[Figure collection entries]
━━━━━━━━

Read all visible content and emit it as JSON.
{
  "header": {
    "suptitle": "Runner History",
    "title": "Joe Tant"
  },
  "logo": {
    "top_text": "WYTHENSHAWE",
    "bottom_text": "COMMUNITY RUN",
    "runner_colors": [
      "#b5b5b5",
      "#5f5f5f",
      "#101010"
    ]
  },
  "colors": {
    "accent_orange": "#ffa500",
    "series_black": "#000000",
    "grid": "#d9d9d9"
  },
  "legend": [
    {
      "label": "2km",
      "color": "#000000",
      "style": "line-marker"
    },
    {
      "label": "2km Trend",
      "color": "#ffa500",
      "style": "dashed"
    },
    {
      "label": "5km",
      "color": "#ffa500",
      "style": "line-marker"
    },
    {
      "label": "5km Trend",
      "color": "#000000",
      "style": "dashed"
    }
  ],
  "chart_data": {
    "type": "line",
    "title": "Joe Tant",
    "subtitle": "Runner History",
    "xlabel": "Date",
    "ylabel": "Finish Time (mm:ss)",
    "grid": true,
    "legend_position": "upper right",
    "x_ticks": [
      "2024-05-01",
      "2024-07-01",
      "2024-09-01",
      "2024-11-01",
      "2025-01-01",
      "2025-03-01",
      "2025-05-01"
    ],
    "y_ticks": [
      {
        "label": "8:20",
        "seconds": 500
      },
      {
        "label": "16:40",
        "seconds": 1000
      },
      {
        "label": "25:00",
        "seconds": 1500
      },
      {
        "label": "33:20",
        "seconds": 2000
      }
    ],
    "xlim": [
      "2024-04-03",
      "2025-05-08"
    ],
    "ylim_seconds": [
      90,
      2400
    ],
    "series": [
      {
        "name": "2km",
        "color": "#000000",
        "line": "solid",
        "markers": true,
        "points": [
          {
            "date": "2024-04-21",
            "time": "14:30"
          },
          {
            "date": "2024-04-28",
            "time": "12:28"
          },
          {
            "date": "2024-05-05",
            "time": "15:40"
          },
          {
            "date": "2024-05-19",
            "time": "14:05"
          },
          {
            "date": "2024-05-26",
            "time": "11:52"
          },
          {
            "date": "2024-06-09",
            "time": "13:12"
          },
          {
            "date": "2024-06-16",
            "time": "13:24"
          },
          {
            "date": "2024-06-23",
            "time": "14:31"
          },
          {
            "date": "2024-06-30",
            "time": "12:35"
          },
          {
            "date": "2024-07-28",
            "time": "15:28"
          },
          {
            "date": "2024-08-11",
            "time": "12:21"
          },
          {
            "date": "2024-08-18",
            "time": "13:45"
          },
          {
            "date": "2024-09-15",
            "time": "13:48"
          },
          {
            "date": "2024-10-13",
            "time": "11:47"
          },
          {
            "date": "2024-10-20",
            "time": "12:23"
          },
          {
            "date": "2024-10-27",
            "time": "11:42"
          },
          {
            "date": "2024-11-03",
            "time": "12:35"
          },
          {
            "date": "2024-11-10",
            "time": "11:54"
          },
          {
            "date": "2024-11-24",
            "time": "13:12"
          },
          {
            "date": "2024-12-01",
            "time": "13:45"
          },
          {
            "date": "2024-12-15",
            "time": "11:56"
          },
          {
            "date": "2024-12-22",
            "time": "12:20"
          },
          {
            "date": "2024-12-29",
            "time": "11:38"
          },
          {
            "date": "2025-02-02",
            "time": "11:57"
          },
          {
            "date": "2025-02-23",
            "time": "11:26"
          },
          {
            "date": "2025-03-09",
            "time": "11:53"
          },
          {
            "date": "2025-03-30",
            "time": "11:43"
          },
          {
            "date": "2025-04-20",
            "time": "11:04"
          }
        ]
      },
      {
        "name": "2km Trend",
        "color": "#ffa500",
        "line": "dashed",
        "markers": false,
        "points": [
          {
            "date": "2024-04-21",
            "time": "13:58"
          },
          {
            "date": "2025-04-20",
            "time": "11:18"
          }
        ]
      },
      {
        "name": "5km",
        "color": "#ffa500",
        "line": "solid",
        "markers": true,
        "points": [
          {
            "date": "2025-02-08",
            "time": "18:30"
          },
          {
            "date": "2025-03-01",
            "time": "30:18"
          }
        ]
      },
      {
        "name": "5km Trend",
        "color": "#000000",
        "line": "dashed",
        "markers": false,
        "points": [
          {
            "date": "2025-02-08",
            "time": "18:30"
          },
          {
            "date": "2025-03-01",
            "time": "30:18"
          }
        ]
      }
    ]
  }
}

━━━━━━━━

#### DIRECTIVE:
Reproduce the entries above in full by retyping them exactly.

#### RESULT OF THIS TASK:
Read all visible content and emit it as JSON.
{
  "header": {
    "suptitle": "Runner History",
    "title": "Joe Tant"
  },
  "logo": {
    "top_text": "WYTHENSHAWE",
    "bottom_text": "COMMUNITY RUN",
    "runner_colors": [
      "#b5b5b5",
      "#5f5f5f",
      "#101010"
    ]
  },
  "colors": {
    "accent_orange": "#ffa500",
    "series_black": "#000000",
    "grid": "#d9d9d9"
  },
  "legend": [
    {
      "label": "2km",
      "color": "#000000",
      "style": "line-marker"
    },
    {
      "label": "2km Trend",
      "color": "#ffa500",
      "style": "dashed"
    },
    {
      "label": "5km",
      "color": "#ffa500",
      "style": "line-marker"
    },
    {
      "label": "5km Trend",
      "color": "#000000",
      "style": "dashed"
    }
  ],
  "chart_data": {
    "type": "line",
    "title": "Joe Tant",
    "subtitle": "Runner History",
    "xlabel": "Date",
    "ylabel": "Finish Time (mm:ss)",
    "grid": true,
    "legend_position": "upper right",
    "x_ticks": [
      "2024-05-01",
      "2024-07-01",
      "2024-09-01",
      "2024-11-01",
      "2025-01-01",
      "2025-03-01",
      "2025-05-01"
    ],
    "y_ticks": [
      {
        "label": "8:20",
        "seconds": 500
      },
      {
        "label": "16:40",
        "seconds": 1000
      },
      {
        "label": "25:00",
        "seconds": 1500
      },
      {
        "label": "33:20",
        "seconds": 2000
      }
    ],
    "xlim": [
      "2024-04-03",
      "2025-05-08"
    ],
    "ylim_seconds": [
      90,
      2400
    ],
    "series": [
      {
        "name": "2km",
        "color": "#000000",
        "line": "solid",
        "markers": true,
        "points": [
          {
            "date": "2024-04-21",
            "time": "14:30"
          },
          {
            "date": "2024-04-28",
            "time": "12:28"
          },
          {
            "date": "2024-05-05",
            "time": "15:40"
          },
          {
            "date": "2024-05-19",
            "time": "14:05"
          },
          {
            "date": "2024-05-26",
            "time": "11:52"
          },
          {
            "date": "2024-06-09",
            "time": "13:12"
          },
          {
            "date": "2024-06-16",
            "time": "13:24"
          },
          {
            "date": "2024-06-23",
            "time": "14:31"
          },
          {
            "date": "2024-06-30",
            "time": "12:35"
          },
          {
            "date": "2024-07-28",
            "time": "15:28"
          },
          {
            "date": "2024-08-11",
            "time": "12:21"
          },
          {
            "date": "2024-08-18",
            "time": "13:45"
          },
          {
            "date": "2024-09-15",
            "time": "13:48"
          },
          {
            "date": "2024-10-13",
            "time": "11:47"
          },
          {
            "date": "2024-10-20",
            "time": "12:23"
          },
          {
            "date": "2024-10-27",
            "time": "11:42"
          },
          {
            "date": "2024-11-03",
            "time": "12:35"
          },
          {
            "date": "2024-11-10",
            "time": "11:54"
          },
          {
            "date": "2024-11-24",
            "time": "13:12"
          },
          {
            "date": "2024-12-01",
            "time": "13:45"
          },
          {
            "date": "2024-12-15",
            "time": "11:56"
          },
          {
            "date": "2024-12-22",
            "time": "12:20"
          },
          {
            "date": "2024-12-29",
            "time": "11:38"
          },
          {
            "date": "2025-02-02",
            "time": "11:57"
          },
          {
            "date": "2025-02-23",
            "time": "11:26"
          },
          {
            "date": "2025-03-09",
            "time": "11:53"
          },
          {
            "date": "2025-03-30",
            "time": "11:43"
          },
          {
            "date": "2025-04-20",
            "time": "11:04"
          }
        ]
      },
      {
        "name": "2km Trend",
        "color": "#ffa500",
        "line": "dashed",
        "markers": false,
        "points": [
          {
            "date": "2024-04-21",
            "time": "13:58"
          },
          {
            "date": "2025-04-20",
            "time": "11:18"
          }
        ]
      },
      {
        "name": "5km",
        "color": "#ffa500",
        "line": "solid",
        "markers": true,
        "points": [
          {
            "date": "2025-02-08",
            "time": "18:30"
          },
          {
            "date": "2025-03-01",
            "time": "30:18"
          }
        ]
      },
      {
        "name": "5km Trend",
        "color": "#000000",
        "line": "dashed",
        "markers": false,
        "points": [
          {
            "date": "2025-02-08",
            "time": "18:30"
          },
          {
            "date": "2025-03-01",
            "time": "30:18"
          }
        ]
      }
    ]
  }
}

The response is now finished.